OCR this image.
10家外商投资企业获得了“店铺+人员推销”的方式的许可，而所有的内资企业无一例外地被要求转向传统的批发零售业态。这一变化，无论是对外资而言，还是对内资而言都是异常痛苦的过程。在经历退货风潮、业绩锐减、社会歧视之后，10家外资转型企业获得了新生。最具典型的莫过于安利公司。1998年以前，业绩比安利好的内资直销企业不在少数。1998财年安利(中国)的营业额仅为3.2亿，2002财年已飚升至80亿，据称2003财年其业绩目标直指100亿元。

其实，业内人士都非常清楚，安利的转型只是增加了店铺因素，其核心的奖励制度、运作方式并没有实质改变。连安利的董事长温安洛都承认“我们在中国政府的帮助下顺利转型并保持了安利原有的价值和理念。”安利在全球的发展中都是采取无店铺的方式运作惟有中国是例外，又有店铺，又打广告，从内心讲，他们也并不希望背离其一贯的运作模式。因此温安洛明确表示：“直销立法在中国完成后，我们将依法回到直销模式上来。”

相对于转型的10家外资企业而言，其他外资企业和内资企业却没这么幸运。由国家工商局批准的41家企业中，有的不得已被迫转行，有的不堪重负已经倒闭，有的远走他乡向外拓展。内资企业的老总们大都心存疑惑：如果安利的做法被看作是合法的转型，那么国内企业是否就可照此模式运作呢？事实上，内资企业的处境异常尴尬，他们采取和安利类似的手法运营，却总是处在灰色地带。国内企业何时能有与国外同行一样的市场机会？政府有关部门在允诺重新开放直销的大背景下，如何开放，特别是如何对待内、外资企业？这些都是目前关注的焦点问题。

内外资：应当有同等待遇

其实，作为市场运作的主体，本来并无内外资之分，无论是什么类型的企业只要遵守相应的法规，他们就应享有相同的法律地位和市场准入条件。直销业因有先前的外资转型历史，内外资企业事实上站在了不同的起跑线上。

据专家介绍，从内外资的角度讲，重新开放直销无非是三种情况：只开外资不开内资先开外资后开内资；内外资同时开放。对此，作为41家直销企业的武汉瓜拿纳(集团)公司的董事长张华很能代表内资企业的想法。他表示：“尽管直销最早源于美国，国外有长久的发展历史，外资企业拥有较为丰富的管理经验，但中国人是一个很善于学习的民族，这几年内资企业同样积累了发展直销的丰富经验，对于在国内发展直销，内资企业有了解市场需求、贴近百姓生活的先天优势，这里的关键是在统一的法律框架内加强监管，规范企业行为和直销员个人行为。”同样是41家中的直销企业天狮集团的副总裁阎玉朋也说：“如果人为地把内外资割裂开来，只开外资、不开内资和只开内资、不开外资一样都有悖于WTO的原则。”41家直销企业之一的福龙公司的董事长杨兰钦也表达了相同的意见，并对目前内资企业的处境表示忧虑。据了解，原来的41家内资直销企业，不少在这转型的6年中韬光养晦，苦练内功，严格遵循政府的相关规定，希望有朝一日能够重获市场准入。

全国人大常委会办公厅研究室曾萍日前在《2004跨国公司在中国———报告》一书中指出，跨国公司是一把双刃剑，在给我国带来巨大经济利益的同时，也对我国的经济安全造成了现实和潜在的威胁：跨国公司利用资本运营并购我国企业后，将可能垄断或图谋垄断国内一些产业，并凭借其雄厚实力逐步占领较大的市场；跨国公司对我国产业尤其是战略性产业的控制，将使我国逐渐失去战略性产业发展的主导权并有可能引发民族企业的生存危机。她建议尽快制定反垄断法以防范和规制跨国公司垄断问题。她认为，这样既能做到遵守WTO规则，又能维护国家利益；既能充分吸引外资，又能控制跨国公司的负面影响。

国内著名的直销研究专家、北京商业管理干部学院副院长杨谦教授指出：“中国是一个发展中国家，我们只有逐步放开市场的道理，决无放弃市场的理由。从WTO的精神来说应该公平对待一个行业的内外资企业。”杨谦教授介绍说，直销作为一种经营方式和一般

**WORK INSTRUCTIONS:** Return the whole listing exactly, with every line included.

**EXERCISE RESPONSE:**
OCR this image.
10家外商投资企业获得了“店铺+人员推销”的方式的许可，而所有的内资企业无一例外地被要求转向传统的批发零售业态。这一变化，无论是对外资而言，还是对内资而言都是异常痛苦的过程。在经历退货风潮、业绩锐减、社会歧视之后，10家外资转型企业获得了新生。最具典型的莫过于安利公司。1998年以前，业绩比安利好的内资直销企业不在少数。1998财年安利(中国)的营业额仅为3.2亿，2002财年已飚升至80亿，据称2003财年其业绩目标直指100亿元。

其实，业内人士都非常清楚，安利的转型只是增加了店铺因素，其核心的奖励制度、运作方式并没有实质改变。连安利的董事长温安洛都承认“我们在中国政府的帮助下顺利转型并保持了安利原有的价值和理念。”安利在全球的发展中都是采取无店铺的方式运作惟有中国是例外，又有店铺，又打广告，从内心讲，他们也并不希望背离其一贯的运作模式。因此温安洛明确表示：“直销立法在中国完成后，我们将依法回到直销模式上来。”

相对于转型的10家外资企业而言，其他外资企业和内资企业却没这么幸运。由国家工商局批准的41家企业中，有的不得已被迫转行，有的不堪重负已经倒闭，有的远走他乡向外拓展。内资企业的老总们大都心存疑惑：如果安利的做法被看作是合法的转型，那么国内企业是否就可照此模式运作呢？事实上，内资企业的处境异常尴尬，他们采取和安利类似的手法运营，却总是处在灰色地带。国内企业何时能有与国外同行一样的市场机会？政府有关部门在允诺重新开放直销的大背景下，如何开放，特别是如何对待内、外资企业？这些都是目前关注的焦点问题。

内外资：应当有同等待遇

其实，作为市场运作的主体，本来并无内外资之分，无论是什么类型的企业只要遵守相应的法规，他们就应享有相同的法律地位和市场准入条件。直销业因有先前的外资转型历史，内外资企业事实上站在了不同的起跑线上。

据专家介绍，从内外资的角度讲，重新开放直销无非是三种情况：只开外资不开内资先开外资后开内资；内外资同时开放。对此，作为41家直销企业的武汉瓜拿纳(集团)公司的董事长张华很能代表内资企业的想法。他表示：“尽管直销最早源于美国，国外有长久的发展历史，外资企业拥有较为丰富的管理经验，但中国人是一个很善于学习的民族，这几年内资企业同样积累了发展直销的丰富经验，对于在国内发展直销，内资企业有了解市场需求、贴近百姓生活的先天优势，这里的关键是在统一的法律框架内加强监管，规范企业行为和直销员个人行为。”同样是41家中的直销企业天狮集团的副总裁阎玉朋也说：“如果人为地把内外资割裂开来，只开外资、不开内资和只开内资、不开外资一样都有悖于WTO的原则。”41家直销企业之一的福龙公司的董事长杨兰钦也表达了相同的意见，并对目前内资企业的处境表示忧虑。据了解，原来的41家内资直销企业，不少在这转型的6年中韬光养晦，苦练内功，严格遵循政府的相关规定，希望有朝一日能够重获市场准入。

全国人大常委会办公厅研究室曾萍日前在《2004跨国公司在中国———报告》一书中指出，跨国公司是一把双刃剑，在给我国带来巨大经济利益的同时，也对我国的经济安全造成了现实和潜在的威胁：跨国公司利用资本运营并购我国企业后，将可能垄断或图谋垄断国内一些产业，并凭借其雄厚实力逐步占领较大的市场；跨国公司对我国产业尤其是战略性产业的控制，将使我国逐渐失去战略性产业发展的主导权并有可能引发民族企业的生存危机。她建议尽快制定反垄断法以防范和规制跨国公司垄断问题。她认为，这样既能做到遵守WTO规则，又能维护国家利益；既能充分吸引外资，又能控制跨国公司的负面影响。

国内著名的直销研究专家、北京商业管理干部学院副院长杨谦教授指出：“中国是一个发展中国家，我们只有逐步放开市场的道理，决无放弃市场的理由。从WTO的精神来说应该公平对待一个行业的内外资企业。”杨谦教授介绍说，直销作为一种经营方式和一般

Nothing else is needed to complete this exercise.